Dataset items
----------------------------------------
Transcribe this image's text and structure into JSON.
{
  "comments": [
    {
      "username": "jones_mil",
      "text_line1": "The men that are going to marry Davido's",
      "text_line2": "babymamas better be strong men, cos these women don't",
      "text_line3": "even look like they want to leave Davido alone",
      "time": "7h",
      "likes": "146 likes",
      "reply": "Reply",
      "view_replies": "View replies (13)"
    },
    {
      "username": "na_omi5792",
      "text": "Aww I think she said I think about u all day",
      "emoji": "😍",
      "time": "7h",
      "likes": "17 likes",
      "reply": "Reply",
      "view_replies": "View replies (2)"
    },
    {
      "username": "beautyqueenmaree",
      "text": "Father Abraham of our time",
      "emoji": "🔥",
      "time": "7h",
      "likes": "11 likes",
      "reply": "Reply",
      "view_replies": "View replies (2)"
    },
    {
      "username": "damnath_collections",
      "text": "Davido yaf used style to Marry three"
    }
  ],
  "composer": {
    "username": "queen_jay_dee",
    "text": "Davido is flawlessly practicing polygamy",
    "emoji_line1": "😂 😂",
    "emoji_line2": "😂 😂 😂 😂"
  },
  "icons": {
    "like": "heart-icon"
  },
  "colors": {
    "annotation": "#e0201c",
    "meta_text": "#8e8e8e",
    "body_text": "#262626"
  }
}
----------------------------------------
Copy each line holding the word "likes" from the listing above.

Output for this task =
      "likes": "146 likes",
      "likes": "17 likes",
      "likes": "11 likes",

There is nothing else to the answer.